## THE REQUEST
Take the line that contains "Convert this screenshot" as the first and the last line of the material as the final one; set down exactly the lines in that span.
^^^^
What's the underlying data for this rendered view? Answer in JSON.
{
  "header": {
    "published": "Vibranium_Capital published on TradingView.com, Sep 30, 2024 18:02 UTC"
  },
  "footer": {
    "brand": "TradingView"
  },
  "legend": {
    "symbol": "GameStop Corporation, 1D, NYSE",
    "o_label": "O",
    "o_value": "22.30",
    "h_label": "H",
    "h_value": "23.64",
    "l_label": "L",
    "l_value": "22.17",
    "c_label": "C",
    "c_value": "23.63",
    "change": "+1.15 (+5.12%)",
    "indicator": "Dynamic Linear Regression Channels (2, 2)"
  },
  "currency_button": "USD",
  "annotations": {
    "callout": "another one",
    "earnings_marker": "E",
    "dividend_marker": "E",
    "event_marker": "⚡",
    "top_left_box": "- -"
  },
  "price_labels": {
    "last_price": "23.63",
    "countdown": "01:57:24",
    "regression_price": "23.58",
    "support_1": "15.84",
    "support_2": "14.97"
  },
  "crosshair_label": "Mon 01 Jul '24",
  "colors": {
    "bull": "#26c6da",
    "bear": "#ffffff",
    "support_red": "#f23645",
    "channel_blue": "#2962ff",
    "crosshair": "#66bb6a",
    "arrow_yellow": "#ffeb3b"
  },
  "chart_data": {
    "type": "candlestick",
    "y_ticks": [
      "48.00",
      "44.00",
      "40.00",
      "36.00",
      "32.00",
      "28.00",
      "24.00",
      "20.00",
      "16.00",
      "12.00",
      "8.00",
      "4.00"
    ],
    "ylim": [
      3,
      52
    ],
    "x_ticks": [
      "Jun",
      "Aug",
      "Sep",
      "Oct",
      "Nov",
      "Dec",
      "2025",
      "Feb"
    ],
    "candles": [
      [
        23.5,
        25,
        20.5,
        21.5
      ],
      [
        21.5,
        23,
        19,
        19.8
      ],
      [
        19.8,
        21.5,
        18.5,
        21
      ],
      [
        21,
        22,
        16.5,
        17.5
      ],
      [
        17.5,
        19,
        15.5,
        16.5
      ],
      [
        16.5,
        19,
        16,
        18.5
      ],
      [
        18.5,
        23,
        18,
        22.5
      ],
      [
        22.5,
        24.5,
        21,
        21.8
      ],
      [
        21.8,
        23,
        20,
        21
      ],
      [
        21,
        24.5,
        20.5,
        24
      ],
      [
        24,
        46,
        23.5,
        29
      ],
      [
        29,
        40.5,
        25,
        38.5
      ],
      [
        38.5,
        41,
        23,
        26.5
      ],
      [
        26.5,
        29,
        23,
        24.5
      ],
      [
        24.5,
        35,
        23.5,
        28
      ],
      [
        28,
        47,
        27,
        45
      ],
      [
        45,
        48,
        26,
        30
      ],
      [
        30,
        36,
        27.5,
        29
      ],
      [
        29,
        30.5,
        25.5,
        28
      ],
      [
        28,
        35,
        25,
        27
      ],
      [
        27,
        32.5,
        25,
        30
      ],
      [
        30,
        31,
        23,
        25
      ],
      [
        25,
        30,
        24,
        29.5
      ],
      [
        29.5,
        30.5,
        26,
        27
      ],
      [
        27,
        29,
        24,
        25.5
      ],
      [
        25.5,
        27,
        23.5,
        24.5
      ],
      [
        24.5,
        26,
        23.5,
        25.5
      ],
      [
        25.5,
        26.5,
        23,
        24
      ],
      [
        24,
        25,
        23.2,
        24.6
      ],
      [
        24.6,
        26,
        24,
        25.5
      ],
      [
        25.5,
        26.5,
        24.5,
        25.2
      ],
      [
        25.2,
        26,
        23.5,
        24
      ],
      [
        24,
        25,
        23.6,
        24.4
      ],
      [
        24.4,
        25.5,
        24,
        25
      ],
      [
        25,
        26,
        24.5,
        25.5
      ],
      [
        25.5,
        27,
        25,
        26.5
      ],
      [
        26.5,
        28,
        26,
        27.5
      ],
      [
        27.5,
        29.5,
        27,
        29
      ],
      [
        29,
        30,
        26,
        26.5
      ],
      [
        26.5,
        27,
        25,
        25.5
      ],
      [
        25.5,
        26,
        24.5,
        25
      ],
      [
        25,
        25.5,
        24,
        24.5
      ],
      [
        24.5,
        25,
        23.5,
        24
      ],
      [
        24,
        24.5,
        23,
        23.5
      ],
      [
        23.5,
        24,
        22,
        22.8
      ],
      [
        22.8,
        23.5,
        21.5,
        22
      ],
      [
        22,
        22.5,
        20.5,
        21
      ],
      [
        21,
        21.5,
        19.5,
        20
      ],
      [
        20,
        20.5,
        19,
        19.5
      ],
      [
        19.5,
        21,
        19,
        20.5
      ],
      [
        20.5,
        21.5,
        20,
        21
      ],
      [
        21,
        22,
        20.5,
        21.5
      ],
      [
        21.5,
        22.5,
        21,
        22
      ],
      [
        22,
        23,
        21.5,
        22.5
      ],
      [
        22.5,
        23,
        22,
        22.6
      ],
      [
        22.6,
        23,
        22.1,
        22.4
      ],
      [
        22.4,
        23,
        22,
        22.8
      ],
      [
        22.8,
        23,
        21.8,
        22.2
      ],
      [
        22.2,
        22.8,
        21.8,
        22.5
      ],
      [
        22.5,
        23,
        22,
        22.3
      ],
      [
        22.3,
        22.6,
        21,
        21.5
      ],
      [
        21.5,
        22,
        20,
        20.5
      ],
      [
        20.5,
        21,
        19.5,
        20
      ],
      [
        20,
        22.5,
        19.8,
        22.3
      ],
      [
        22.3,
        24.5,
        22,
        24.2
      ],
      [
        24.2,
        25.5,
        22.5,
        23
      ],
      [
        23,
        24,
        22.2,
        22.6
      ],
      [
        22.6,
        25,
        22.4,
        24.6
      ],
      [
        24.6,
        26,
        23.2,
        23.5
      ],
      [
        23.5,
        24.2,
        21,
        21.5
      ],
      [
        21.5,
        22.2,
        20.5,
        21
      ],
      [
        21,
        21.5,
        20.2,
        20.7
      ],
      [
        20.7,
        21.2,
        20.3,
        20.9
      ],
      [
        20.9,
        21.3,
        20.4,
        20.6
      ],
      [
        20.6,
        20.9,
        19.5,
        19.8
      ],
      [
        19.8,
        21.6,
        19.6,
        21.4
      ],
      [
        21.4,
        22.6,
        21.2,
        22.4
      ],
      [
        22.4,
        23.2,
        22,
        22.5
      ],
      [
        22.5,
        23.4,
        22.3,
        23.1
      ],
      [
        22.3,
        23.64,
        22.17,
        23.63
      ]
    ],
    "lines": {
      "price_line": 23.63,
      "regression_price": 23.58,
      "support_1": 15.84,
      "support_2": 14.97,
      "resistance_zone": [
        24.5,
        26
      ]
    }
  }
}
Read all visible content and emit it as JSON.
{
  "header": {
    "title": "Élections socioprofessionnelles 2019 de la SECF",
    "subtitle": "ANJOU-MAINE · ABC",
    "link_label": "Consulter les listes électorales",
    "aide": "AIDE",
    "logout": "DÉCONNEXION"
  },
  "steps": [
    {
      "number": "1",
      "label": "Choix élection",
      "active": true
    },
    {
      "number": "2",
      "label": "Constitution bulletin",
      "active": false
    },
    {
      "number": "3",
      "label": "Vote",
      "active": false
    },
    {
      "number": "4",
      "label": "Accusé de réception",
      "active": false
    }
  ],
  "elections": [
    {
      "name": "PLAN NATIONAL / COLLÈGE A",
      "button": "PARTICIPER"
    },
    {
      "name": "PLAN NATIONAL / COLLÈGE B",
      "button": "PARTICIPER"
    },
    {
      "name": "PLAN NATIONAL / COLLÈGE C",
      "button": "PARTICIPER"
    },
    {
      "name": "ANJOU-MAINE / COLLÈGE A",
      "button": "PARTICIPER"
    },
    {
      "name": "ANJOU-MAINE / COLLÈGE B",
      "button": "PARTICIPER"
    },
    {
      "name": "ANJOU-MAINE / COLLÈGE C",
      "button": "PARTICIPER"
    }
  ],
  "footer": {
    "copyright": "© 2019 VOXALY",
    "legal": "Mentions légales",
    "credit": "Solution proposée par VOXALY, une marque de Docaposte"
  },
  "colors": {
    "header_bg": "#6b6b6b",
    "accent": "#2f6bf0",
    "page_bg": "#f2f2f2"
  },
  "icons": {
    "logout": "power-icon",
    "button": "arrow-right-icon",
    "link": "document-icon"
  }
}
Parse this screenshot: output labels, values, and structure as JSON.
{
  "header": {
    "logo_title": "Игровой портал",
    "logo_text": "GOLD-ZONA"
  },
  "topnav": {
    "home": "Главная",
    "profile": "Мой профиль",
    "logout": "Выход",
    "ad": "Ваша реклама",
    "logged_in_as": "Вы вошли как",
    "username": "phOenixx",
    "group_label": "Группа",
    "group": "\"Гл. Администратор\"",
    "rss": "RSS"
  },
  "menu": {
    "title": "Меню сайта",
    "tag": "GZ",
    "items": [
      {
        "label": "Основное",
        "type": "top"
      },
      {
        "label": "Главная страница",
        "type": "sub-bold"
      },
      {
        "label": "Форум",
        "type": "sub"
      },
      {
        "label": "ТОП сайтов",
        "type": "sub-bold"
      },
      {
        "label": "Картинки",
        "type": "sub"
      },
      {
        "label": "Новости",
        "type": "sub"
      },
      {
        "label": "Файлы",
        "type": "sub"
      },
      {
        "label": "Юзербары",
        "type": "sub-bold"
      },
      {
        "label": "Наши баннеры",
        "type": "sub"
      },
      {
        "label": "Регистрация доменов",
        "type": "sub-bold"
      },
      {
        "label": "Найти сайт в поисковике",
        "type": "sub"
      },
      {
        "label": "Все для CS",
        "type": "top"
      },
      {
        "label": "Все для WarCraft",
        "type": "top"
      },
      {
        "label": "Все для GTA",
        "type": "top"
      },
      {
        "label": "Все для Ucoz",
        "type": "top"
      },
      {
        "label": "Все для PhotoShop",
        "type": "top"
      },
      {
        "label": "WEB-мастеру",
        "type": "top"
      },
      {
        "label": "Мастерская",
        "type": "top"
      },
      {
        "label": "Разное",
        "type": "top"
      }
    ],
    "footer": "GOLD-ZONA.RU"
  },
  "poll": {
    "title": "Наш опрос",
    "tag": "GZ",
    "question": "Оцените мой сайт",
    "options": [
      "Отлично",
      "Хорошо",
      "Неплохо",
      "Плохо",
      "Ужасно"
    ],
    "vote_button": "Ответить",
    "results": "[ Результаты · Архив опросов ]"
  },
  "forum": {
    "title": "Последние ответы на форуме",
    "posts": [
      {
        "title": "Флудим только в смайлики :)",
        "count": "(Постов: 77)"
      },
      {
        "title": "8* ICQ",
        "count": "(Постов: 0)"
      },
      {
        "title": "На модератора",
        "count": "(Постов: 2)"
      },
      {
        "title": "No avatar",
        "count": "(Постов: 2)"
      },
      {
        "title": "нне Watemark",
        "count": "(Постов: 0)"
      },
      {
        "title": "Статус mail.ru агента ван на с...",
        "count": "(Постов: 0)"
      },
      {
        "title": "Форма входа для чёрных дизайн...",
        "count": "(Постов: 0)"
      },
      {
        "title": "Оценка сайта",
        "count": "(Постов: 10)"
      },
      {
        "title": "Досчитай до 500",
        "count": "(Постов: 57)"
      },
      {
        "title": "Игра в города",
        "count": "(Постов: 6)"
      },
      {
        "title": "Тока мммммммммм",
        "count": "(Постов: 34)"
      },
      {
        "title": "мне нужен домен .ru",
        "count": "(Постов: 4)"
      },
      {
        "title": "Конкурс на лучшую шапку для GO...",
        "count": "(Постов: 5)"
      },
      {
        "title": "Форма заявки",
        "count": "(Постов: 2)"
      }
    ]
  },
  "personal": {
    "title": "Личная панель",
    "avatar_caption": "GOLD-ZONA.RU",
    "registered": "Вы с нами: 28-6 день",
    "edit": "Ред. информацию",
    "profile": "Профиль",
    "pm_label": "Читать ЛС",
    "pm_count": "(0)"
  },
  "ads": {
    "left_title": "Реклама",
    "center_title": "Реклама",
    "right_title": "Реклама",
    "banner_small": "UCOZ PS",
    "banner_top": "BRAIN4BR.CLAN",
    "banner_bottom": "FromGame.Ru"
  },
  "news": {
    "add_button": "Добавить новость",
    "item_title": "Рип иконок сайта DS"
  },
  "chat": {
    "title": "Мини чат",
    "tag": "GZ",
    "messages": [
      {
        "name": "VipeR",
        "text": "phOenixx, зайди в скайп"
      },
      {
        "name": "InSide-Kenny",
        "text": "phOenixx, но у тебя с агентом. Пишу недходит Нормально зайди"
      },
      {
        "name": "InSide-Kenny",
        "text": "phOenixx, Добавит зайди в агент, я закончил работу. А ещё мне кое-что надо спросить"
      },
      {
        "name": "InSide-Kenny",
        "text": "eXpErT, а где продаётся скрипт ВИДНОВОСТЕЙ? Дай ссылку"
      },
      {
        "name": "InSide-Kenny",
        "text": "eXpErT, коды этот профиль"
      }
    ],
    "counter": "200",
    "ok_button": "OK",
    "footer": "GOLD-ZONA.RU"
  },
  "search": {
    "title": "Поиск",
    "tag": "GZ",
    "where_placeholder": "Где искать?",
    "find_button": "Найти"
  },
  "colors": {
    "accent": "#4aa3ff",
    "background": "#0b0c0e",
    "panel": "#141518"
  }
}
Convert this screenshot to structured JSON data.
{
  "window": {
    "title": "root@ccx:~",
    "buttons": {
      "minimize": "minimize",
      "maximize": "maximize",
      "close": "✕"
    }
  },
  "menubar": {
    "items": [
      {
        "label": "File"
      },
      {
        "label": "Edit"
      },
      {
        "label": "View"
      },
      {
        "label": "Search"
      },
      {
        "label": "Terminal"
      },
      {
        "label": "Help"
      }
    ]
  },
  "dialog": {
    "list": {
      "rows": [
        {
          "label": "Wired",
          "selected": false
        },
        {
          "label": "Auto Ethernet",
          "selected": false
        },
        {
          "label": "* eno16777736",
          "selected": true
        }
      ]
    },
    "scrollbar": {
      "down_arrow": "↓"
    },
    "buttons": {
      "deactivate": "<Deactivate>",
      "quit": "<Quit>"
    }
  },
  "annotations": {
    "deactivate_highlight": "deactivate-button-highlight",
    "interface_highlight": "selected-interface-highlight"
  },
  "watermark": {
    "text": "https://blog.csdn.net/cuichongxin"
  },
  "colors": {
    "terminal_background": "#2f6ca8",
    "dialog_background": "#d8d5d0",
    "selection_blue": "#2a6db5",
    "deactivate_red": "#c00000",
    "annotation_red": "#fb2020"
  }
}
^^^^
## TASK SOLUTION
Convert this screenshot to structured JSON data.
{
  "window": {
    "title": "root@ccx:~",
    "buttons": {
      "minimize": "minimize",
      "maximize": "maximize",
      "close": "✕"
    }
  },
  "menubar": {
    "items": [
      {
        "label": "File"
      },
      {
        "label": "Edit"
      },
      {
        "label": "View"
      },
      {
        "label": "Search"
      },
      {
        "label": "Terminal"
      },
      {
        "label": "Help"
      }
    ]
  },
  "dialog": {
    "list": {
      "rows": [
        {
          "label": "Wired",
          "selected": false
        },
        {
          "label": "Auto Ethernet",
          "selected": false
        },
        {
          "label": "* eno16777736",
          "selected": true
        }
      ]
    },
    "scrollbar": {
      "down_arrow": "↓"
    },
    "buttons": {
      "deactivate": "<Deactivate>",
      "quit": "<Quit>"
    }
  },
  "annotations": {
    "deactivate_highlight": "deactivate-button-highlight",
    "interface_highlight": "selected-interface-highlight"
  },
  "watermark": {
    "text": "https://blog.csdn.net/cuichongxin"
  },
  "colors": {
    "terminal_background": "#2f6ca8",
    "dialog_background": "#d8d5d0",
    "selection_blue": "#2a6db5",
    "deactivate_red": "#c00000",
    "annotation_red": "#fb2020"
  }
}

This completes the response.